### Given request
Reproduce the material below verbatim, starting at its first line and ending at the line that contains "legend-n-label: N = xyxy=(728,102,759,123)", including both of those lines.

══ Dataset excerpts

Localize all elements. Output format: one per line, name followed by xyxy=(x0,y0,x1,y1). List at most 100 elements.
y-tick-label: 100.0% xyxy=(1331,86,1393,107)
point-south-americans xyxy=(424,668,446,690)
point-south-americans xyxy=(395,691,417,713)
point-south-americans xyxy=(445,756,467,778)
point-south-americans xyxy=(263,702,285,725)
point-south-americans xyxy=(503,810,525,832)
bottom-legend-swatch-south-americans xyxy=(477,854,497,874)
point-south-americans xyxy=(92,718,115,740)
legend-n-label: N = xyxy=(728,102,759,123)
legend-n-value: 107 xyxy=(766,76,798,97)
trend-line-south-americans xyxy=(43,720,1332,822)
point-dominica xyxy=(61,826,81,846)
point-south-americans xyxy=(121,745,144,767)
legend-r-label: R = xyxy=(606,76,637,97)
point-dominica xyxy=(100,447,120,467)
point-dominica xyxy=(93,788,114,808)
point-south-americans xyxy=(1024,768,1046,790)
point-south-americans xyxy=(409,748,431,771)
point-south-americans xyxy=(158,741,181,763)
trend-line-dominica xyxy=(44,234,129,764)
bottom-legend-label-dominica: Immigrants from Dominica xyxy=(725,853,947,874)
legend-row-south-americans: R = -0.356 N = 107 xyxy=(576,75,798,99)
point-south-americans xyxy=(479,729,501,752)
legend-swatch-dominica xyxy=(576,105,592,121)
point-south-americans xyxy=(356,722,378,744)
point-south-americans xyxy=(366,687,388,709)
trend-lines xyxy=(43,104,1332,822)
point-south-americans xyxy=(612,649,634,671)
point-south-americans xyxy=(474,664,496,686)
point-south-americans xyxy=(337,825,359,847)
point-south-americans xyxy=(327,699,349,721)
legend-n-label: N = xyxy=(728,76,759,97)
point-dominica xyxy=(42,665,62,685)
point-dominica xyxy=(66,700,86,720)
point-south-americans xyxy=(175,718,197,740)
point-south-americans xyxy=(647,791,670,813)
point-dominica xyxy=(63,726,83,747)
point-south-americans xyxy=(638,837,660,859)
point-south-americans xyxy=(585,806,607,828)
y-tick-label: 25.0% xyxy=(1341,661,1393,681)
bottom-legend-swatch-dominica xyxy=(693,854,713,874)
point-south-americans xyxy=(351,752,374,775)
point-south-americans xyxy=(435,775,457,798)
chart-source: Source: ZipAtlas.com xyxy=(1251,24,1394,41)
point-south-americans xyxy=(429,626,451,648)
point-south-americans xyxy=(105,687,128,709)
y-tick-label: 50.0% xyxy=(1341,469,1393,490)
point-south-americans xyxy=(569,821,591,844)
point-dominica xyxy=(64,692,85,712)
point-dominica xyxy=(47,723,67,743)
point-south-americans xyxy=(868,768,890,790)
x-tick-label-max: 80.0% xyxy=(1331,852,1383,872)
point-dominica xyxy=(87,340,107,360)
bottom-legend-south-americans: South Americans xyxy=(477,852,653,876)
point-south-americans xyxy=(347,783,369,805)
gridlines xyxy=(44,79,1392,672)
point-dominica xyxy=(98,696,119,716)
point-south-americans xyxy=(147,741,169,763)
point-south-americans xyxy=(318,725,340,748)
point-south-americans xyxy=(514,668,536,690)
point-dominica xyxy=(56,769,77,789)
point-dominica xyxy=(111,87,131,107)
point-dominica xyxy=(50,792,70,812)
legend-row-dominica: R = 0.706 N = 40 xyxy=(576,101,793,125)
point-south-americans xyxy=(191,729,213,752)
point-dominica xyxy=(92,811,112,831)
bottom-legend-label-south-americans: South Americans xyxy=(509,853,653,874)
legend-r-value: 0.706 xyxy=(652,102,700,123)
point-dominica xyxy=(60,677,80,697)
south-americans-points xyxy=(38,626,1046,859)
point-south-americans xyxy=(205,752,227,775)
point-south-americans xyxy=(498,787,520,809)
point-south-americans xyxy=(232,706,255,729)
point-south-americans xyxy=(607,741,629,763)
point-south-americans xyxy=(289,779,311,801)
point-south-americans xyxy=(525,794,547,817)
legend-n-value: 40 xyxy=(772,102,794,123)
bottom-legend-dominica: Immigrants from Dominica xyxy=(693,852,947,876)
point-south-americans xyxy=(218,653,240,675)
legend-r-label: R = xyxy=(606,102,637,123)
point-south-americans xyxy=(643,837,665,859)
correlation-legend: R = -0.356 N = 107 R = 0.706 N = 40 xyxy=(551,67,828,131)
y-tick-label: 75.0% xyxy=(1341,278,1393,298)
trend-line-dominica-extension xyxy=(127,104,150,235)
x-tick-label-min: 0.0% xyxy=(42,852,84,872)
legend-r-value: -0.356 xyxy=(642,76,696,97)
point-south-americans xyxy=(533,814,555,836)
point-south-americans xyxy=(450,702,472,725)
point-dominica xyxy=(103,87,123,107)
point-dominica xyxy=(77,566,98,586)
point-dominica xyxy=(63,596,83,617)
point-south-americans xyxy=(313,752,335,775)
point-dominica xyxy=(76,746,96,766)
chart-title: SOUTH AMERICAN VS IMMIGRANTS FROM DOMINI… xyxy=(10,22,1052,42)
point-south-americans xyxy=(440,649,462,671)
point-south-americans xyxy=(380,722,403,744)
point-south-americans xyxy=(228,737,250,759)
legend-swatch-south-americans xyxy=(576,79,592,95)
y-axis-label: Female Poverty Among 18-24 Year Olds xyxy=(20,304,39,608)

════

### Result of the task
Localize all elements. Output format: one per line, name followed by xyxy=(x0,y0,x1,y1). List at most 100 elements.
y-tick-label: 100.0% xyxy=(1331,86,1393,107)
point-south-americans xyxy=(424,668,446,690)
point-south-americans xyxy=(395,691,417,713)
point-south-americans xyxy=(445,756,467,778)
point-south-americans xyxy=(263,702,285,725)
point-south-americans xyxy=(503,810,525,832)
bottom-legend-swatch-south-americans xyxy=(477,854,497,874)
point-south-americans xyxy=(92,718,115,740)
legend-n-label: N = xyxy=(728,102,759,123)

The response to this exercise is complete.